Gather every line in the records below that contains the word "Jakub".

*** STORED RECORDS ***

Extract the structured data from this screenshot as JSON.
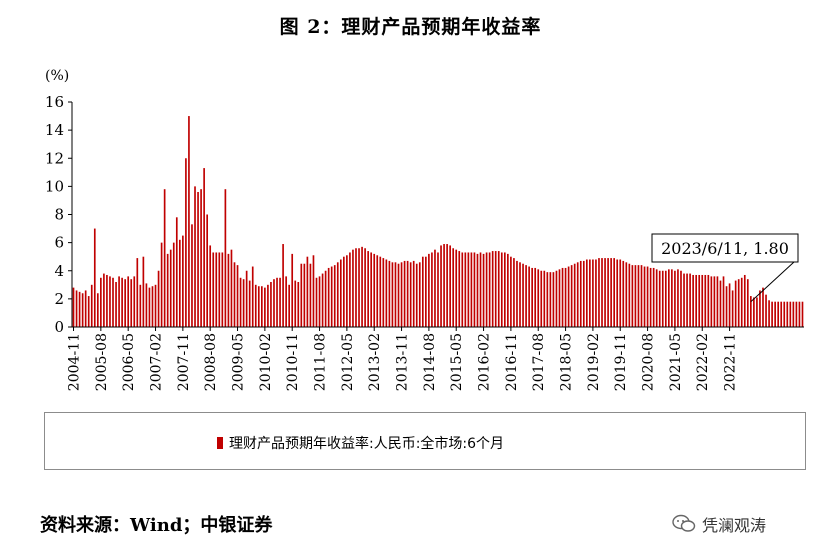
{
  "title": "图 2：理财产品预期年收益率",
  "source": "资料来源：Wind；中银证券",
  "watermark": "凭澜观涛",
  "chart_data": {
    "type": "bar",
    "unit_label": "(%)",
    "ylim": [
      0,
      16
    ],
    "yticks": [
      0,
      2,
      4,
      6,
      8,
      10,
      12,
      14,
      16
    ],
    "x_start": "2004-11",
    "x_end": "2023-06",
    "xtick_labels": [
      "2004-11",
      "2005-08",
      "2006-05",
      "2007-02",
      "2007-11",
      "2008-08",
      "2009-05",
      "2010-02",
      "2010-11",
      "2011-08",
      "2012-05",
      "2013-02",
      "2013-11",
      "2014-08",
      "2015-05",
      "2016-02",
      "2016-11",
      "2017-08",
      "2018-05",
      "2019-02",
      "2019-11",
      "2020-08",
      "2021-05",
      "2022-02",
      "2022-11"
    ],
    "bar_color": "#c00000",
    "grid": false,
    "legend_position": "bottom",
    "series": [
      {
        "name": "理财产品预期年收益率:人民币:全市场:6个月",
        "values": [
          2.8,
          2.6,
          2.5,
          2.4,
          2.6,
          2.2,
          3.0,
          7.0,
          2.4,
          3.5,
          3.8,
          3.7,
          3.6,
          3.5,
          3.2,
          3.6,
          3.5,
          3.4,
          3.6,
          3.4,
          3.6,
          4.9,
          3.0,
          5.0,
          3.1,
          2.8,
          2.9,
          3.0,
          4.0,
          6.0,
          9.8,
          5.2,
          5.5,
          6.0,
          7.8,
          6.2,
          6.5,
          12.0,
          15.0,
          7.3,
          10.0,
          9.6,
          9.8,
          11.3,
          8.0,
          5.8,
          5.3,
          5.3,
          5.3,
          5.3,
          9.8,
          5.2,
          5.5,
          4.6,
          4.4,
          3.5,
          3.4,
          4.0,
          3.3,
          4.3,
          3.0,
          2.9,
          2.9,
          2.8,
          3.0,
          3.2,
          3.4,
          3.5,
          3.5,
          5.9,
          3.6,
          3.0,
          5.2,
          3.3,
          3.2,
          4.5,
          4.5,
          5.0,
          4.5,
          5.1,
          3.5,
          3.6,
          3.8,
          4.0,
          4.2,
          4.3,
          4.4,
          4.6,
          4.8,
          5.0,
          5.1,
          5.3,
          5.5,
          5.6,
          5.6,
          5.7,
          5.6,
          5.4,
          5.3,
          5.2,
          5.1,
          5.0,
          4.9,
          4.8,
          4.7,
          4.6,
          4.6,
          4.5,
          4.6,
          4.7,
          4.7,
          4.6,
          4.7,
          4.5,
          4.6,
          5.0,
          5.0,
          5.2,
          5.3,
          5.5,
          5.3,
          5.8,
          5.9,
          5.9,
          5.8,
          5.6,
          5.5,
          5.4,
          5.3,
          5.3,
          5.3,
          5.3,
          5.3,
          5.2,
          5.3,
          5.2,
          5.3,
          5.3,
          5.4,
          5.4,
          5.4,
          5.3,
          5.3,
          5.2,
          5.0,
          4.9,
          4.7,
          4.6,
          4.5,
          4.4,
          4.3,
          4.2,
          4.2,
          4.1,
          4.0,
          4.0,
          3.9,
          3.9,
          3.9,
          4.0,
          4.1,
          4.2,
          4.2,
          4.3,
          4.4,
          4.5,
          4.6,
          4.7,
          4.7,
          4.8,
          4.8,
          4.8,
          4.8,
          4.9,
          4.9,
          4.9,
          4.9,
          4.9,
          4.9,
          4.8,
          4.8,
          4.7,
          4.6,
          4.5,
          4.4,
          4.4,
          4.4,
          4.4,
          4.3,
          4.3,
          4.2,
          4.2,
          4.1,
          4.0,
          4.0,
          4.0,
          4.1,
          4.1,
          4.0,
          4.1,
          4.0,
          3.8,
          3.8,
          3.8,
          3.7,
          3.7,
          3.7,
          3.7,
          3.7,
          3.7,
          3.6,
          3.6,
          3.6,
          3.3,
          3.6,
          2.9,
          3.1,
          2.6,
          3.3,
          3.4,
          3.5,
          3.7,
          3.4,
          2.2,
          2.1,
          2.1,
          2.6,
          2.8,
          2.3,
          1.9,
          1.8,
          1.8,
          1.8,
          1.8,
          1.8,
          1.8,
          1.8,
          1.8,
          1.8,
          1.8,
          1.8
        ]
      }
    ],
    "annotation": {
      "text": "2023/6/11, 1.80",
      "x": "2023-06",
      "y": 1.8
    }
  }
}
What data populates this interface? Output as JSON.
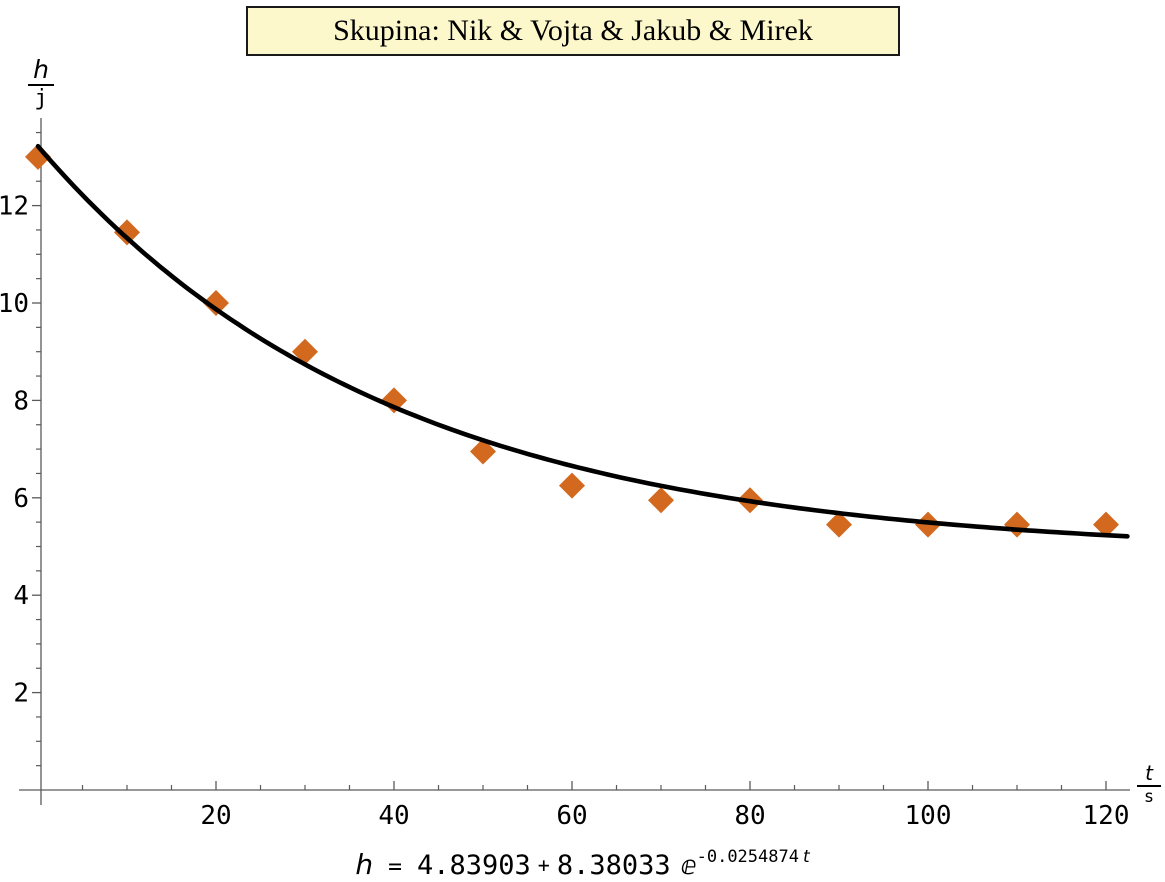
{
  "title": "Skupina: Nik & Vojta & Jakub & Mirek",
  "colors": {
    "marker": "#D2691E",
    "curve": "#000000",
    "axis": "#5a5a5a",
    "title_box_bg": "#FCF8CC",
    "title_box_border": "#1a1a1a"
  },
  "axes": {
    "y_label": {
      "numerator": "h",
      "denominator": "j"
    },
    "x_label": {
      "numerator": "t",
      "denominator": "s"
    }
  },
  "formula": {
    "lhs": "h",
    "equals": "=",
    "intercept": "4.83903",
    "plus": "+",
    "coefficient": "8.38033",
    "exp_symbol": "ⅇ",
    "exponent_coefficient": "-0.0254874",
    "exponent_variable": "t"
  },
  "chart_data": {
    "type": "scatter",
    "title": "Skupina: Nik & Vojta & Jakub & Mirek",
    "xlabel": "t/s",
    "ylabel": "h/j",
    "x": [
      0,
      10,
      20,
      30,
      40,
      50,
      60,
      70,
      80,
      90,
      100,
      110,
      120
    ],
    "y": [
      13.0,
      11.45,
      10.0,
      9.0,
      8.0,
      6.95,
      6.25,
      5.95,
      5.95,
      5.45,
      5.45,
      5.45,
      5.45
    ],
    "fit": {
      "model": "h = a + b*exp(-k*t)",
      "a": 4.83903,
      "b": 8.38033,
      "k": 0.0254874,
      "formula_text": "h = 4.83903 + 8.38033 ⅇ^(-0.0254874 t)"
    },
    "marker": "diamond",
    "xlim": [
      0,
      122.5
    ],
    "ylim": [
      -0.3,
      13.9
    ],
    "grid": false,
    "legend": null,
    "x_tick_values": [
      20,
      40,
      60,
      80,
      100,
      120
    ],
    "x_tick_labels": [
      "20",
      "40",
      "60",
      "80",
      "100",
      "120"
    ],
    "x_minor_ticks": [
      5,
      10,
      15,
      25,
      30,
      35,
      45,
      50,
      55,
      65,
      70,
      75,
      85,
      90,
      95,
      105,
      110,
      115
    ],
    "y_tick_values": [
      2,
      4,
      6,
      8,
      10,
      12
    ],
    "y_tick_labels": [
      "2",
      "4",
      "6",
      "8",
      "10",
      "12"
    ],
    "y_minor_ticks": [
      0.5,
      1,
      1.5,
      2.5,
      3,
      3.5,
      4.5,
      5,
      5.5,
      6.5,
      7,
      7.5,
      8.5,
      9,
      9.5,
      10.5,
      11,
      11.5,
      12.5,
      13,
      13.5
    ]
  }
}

***
*** STORED RECORDS ***

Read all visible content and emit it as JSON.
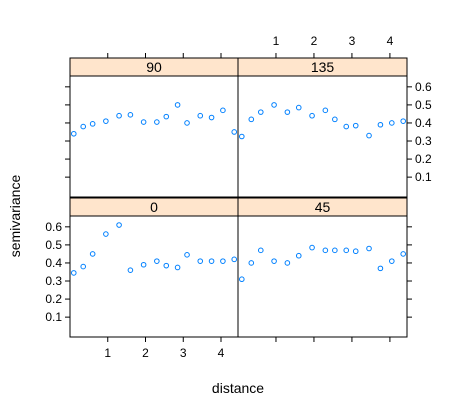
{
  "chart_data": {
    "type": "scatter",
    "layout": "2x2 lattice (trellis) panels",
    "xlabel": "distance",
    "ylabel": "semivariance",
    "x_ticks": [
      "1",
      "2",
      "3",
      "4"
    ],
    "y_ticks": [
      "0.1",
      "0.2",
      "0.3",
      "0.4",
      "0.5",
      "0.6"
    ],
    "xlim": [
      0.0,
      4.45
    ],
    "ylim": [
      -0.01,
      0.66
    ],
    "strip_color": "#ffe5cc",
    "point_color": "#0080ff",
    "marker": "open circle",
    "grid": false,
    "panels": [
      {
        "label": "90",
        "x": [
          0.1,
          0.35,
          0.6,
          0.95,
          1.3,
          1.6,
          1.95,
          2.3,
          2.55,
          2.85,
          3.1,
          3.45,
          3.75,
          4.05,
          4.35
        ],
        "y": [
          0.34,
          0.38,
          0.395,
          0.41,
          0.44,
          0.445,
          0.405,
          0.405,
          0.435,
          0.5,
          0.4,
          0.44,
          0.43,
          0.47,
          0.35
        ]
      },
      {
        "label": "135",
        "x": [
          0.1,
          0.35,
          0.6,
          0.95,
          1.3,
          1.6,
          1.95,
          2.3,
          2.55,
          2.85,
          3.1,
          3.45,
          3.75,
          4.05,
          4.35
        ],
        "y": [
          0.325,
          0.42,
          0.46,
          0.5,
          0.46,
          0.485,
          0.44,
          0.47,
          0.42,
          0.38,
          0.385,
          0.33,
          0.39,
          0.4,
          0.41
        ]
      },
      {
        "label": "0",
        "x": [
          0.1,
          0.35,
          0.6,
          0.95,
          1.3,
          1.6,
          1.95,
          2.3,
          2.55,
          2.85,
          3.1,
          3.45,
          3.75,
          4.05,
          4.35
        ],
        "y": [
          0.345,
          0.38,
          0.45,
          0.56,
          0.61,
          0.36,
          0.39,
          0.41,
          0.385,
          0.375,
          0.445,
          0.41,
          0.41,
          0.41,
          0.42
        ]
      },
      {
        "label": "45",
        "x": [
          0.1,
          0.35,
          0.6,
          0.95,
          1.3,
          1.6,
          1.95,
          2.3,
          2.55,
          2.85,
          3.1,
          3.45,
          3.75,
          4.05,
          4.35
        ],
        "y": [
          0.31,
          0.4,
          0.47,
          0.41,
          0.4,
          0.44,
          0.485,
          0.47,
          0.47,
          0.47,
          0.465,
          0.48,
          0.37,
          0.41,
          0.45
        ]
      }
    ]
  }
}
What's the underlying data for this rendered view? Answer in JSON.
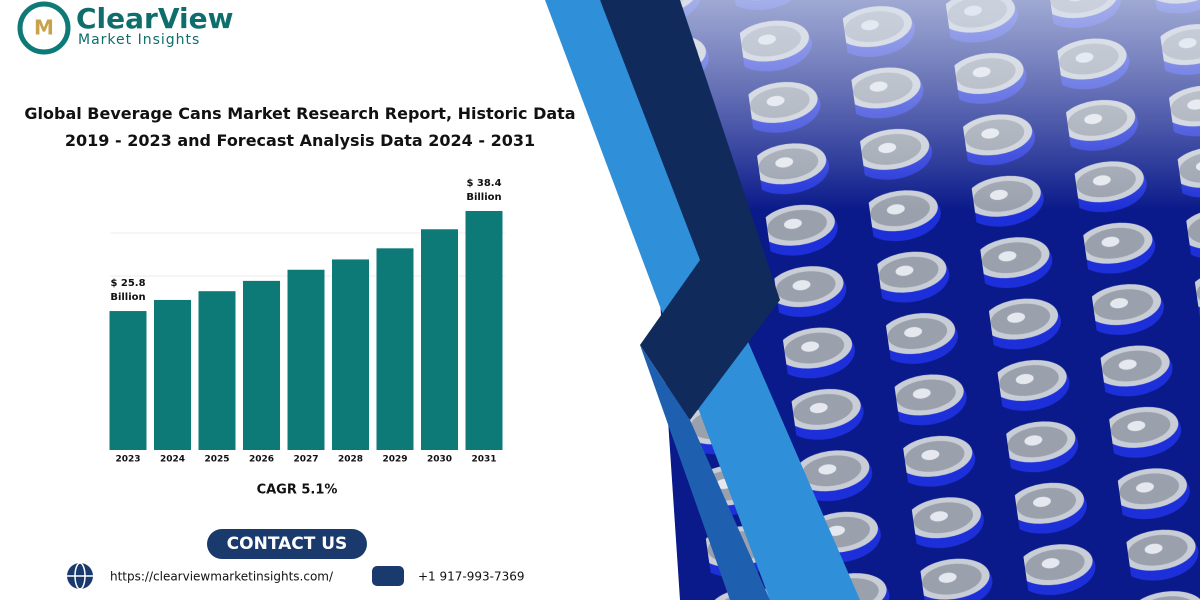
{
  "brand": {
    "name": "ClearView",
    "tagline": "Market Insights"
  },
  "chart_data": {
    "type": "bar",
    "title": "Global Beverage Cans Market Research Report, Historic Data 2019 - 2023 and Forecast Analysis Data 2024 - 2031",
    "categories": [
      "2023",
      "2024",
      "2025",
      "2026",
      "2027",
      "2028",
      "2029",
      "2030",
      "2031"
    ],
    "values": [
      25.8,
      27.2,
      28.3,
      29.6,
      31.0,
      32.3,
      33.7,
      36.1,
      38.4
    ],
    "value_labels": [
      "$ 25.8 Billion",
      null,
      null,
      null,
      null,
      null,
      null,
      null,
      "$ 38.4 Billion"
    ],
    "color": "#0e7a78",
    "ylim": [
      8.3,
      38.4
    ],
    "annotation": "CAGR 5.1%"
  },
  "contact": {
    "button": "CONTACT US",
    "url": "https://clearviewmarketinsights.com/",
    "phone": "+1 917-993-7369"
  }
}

***
*** STORED RECORDS ***

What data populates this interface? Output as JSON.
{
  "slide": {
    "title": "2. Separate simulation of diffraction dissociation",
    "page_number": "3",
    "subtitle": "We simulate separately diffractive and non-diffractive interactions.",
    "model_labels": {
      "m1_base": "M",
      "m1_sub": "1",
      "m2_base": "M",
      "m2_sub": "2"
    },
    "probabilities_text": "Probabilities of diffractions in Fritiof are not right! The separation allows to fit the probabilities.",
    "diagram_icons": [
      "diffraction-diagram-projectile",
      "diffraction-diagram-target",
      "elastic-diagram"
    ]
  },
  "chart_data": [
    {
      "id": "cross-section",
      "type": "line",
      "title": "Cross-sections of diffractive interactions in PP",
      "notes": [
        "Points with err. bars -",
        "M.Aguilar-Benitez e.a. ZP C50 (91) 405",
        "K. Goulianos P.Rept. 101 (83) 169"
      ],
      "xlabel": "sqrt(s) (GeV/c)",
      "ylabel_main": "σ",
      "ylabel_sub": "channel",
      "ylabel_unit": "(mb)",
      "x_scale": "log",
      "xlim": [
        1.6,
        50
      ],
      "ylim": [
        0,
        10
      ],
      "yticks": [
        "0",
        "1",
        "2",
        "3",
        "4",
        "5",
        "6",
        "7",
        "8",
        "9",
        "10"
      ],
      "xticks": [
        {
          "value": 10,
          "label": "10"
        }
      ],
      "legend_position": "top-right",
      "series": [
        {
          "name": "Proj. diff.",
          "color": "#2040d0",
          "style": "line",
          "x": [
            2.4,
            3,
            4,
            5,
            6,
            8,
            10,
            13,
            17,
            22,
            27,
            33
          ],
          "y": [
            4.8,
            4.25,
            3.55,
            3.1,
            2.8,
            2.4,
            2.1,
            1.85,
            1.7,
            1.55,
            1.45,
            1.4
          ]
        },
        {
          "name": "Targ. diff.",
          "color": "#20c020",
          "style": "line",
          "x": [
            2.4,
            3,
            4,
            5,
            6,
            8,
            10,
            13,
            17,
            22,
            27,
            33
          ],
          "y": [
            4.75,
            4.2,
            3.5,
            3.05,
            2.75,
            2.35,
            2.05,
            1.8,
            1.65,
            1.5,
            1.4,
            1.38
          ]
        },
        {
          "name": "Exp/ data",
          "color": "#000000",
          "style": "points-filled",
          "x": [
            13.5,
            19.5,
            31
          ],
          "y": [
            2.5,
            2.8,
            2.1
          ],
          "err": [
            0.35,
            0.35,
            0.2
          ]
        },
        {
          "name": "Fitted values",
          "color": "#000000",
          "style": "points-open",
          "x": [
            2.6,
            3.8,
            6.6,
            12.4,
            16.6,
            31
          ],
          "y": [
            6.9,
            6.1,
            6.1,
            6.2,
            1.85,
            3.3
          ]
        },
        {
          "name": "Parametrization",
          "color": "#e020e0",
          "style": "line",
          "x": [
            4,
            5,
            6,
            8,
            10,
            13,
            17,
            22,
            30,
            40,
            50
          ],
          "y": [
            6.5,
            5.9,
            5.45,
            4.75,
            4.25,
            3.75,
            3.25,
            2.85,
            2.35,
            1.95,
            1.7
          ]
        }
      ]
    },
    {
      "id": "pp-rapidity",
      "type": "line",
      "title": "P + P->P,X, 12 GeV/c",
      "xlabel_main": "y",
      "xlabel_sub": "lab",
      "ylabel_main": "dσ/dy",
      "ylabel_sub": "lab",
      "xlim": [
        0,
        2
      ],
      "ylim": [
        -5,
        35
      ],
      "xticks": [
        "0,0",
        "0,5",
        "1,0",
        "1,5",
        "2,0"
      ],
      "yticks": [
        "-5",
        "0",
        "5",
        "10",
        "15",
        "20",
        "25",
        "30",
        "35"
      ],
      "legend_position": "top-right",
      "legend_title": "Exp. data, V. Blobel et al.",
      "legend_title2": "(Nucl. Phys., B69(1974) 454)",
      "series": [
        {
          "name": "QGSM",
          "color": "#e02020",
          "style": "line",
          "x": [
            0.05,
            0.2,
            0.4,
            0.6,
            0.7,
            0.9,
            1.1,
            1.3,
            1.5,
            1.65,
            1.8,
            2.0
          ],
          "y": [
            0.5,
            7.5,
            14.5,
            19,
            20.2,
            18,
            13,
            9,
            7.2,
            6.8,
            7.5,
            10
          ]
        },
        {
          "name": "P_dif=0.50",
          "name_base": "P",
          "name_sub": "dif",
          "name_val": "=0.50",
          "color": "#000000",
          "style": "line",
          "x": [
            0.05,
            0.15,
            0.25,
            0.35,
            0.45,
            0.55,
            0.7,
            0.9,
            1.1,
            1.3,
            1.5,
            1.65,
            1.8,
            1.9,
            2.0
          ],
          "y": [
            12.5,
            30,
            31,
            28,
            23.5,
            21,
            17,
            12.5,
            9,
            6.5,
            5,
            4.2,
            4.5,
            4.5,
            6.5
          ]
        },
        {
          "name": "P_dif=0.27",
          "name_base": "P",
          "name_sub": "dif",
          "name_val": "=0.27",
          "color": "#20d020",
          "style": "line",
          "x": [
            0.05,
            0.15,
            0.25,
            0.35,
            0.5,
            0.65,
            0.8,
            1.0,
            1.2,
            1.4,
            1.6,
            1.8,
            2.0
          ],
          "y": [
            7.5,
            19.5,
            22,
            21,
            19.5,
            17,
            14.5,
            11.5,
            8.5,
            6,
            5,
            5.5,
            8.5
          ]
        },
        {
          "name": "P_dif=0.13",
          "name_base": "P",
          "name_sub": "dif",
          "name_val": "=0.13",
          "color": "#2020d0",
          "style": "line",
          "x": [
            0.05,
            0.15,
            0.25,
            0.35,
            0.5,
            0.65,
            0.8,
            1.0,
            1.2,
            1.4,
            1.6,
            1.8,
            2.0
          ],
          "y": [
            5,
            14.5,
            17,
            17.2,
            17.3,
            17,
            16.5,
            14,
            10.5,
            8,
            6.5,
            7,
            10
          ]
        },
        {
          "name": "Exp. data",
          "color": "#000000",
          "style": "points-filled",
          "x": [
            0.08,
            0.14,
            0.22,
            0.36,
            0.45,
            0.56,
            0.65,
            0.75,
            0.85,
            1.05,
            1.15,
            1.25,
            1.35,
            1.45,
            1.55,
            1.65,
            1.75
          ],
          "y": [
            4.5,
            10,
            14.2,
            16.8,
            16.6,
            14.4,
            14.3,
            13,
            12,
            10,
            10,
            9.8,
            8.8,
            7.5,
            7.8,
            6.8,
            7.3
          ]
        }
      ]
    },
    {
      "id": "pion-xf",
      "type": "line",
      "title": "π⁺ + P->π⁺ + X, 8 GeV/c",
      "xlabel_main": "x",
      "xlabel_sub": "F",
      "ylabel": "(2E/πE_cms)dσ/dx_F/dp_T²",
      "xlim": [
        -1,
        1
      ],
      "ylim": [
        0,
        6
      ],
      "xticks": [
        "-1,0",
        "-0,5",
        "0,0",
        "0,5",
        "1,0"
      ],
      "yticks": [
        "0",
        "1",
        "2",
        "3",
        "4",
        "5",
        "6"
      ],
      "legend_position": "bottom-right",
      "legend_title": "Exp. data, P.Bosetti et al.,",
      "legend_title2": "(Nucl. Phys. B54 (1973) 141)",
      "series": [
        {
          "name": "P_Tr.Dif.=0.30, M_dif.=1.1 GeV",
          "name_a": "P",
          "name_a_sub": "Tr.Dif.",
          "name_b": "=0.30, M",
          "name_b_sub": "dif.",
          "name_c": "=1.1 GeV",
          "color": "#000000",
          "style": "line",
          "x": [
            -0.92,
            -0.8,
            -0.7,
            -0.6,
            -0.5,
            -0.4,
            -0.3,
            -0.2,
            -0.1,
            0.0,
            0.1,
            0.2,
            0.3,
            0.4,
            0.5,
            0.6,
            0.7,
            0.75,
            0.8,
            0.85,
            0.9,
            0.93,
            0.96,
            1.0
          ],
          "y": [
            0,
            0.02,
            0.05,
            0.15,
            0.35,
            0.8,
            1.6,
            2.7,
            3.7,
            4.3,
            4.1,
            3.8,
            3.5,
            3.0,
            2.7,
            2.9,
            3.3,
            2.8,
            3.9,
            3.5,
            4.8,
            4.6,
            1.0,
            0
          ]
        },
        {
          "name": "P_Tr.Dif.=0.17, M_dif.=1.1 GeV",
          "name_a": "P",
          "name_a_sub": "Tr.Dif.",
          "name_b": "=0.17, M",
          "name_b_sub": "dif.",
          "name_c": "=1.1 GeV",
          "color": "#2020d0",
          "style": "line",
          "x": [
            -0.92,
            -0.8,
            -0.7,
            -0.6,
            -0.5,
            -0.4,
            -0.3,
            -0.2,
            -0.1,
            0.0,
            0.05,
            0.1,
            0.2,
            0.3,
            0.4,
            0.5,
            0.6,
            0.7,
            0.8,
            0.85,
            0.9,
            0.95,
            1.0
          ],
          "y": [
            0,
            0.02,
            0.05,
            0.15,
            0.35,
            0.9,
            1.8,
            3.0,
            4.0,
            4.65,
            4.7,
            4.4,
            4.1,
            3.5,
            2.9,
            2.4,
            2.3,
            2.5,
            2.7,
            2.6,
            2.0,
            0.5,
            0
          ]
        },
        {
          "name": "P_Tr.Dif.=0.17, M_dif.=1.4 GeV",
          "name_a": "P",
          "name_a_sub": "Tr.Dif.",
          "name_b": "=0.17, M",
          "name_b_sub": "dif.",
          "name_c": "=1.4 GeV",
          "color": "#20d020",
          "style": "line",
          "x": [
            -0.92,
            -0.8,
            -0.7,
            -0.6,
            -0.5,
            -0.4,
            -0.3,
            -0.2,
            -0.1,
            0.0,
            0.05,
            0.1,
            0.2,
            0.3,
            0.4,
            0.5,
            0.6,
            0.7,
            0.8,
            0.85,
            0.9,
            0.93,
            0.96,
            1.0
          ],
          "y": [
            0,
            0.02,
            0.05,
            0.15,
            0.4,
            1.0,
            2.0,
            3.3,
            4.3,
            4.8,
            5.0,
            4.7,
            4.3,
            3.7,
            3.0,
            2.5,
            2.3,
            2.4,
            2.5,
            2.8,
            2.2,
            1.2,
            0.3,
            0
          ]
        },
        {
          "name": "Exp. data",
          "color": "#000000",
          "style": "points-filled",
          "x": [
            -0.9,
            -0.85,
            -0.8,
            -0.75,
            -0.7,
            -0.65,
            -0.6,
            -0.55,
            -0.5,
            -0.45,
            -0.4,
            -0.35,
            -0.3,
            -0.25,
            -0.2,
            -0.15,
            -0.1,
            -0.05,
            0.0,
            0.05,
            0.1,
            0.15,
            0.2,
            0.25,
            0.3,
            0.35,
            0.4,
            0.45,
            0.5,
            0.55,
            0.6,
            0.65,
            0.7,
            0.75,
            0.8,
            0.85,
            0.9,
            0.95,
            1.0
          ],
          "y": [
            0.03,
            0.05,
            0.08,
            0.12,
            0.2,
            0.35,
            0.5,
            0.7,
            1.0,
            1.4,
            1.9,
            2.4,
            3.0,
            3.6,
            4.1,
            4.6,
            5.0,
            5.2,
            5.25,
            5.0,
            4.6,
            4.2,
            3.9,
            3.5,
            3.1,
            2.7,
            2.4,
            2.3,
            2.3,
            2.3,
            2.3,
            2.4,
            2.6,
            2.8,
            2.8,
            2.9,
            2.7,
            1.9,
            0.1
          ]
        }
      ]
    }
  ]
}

***

### RESPONSE TO THIS TASK
  "title": "Skupina: Nik & Vojta & Jakub & Mirek",
    "title": "Skupina: Nik & Vojta & Jakub & Mirek",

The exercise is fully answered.